● **What the exercise asks**
Copy, in full, each line of the material that holds the word "casa".

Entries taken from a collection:
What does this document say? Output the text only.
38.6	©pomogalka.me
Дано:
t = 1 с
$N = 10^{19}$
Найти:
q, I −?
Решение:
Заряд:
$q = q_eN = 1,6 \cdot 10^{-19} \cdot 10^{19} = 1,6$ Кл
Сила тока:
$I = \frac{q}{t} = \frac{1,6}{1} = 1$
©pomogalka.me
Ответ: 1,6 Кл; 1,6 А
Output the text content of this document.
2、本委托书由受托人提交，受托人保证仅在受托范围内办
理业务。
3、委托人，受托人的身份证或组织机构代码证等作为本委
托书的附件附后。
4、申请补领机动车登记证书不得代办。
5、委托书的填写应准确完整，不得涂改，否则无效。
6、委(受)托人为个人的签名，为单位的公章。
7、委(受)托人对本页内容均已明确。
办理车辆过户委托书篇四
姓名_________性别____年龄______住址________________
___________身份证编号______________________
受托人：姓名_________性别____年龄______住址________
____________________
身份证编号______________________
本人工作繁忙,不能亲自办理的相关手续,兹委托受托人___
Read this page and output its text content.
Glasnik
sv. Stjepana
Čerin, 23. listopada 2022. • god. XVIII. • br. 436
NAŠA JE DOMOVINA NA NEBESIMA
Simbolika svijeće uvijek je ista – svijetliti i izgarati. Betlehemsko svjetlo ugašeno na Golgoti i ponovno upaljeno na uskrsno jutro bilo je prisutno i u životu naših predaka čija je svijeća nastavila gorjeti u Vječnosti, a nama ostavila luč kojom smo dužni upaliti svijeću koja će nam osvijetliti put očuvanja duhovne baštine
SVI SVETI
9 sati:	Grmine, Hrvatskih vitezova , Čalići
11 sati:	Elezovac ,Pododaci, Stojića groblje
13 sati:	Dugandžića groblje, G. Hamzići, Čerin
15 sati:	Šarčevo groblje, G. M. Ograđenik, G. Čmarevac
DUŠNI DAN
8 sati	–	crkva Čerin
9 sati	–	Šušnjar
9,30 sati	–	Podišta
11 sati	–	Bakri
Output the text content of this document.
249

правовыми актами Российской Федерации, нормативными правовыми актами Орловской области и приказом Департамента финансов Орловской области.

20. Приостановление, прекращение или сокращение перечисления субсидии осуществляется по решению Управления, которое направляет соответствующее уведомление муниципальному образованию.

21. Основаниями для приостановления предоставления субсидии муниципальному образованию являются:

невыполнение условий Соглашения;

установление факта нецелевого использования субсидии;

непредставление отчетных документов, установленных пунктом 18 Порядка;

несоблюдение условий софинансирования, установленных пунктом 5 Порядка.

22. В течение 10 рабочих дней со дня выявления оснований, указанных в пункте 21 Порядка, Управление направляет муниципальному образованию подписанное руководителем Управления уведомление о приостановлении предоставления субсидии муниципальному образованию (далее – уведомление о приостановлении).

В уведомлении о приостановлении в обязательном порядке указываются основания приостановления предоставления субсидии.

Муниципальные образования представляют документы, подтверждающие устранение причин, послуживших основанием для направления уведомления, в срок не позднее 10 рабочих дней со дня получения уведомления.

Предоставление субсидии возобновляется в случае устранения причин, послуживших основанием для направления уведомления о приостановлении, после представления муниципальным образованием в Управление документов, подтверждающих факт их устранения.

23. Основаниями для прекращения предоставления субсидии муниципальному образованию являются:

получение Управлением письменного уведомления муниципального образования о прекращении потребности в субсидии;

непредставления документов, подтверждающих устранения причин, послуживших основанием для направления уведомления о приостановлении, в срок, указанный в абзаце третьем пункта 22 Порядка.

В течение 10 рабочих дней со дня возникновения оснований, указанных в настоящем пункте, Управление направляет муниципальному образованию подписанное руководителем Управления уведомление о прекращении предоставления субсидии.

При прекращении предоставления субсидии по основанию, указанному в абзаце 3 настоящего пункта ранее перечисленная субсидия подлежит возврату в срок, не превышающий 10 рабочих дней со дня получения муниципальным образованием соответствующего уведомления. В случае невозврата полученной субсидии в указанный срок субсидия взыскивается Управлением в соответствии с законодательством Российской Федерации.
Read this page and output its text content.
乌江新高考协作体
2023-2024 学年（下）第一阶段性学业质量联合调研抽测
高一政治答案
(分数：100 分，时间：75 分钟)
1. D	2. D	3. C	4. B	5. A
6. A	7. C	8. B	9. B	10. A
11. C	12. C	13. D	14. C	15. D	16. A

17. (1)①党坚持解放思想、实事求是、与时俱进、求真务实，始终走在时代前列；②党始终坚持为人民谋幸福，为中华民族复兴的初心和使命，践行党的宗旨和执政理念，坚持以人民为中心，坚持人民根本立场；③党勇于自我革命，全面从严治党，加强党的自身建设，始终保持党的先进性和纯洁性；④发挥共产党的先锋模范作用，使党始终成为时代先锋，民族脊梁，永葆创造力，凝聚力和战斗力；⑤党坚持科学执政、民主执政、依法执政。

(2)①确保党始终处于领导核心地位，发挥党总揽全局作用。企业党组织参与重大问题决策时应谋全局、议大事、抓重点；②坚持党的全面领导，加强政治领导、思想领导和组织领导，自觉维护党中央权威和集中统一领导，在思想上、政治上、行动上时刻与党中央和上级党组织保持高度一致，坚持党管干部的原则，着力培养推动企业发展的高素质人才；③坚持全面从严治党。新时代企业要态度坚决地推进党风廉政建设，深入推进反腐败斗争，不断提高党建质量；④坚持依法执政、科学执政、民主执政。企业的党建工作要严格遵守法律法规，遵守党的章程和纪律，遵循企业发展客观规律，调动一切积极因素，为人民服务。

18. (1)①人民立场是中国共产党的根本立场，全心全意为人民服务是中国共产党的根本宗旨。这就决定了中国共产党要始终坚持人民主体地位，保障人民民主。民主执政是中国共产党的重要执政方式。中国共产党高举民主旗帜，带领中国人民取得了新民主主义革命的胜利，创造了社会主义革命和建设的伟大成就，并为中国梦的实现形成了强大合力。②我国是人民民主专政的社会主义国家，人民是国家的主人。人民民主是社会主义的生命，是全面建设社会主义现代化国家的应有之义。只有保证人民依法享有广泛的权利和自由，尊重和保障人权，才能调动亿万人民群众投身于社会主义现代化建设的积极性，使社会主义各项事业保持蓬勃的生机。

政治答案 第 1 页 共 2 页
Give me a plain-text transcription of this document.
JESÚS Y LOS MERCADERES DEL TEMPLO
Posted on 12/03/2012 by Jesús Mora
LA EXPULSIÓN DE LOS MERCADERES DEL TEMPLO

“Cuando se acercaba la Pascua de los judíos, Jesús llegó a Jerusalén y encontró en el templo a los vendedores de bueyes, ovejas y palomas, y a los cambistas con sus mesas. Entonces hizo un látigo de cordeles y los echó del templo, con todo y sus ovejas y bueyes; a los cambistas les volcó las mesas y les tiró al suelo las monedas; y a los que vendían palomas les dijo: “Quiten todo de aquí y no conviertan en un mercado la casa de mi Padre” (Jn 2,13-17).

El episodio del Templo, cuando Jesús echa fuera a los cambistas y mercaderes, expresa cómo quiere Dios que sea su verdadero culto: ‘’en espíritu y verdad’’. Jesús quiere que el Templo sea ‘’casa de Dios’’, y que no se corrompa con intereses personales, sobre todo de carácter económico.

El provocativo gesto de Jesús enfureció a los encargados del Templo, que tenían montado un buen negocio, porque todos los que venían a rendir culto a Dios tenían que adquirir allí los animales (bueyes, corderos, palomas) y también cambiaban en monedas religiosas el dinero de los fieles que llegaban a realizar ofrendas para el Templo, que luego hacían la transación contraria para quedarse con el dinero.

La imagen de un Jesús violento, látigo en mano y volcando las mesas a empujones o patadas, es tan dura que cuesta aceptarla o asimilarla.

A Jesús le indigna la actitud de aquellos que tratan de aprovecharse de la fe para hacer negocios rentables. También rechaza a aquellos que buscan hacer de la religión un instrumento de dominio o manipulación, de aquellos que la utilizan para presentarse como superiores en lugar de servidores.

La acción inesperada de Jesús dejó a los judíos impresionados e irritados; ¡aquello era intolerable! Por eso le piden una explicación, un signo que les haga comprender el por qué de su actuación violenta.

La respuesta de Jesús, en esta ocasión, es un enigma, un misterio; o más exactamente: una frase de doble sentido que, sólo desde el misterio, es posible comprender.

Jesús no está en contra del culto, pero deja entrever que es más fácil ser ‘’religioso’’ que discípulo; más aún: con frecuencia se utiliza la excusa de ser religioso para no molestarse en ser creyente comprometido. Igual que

● **Solution to this task**
“Cuando se acercaba la Pascua de los judíos, Jesús llegó a Jerusalén y encontró en el templo a los vendedores de bueyes, ovejas y palomas, y a los cambistas con sus mesas. Entonces hizo un látigo de cordeles y los echó del templo, con todo y sus ovejas y bueyes; a los cambistas les volcó las mesas y les tiró al suelo las monedas; y a los que vendían palomas les dijo: “Quiten todo de aquí y no conviertan en un mercado la casa de mi Padre” (Jn 2,13-17).
El episodio del Templo, cuando Jesús echa fuera a los cambistas y mercaderes, expresa cómo quiere Dios que sea su verdadero culto: ‘’en espíritu y verdad’’. Jesús quiere que el Templo sea ‘’casa de Dios’’, y que no se corrompa con intereses personales, sobre todo de carácter económico.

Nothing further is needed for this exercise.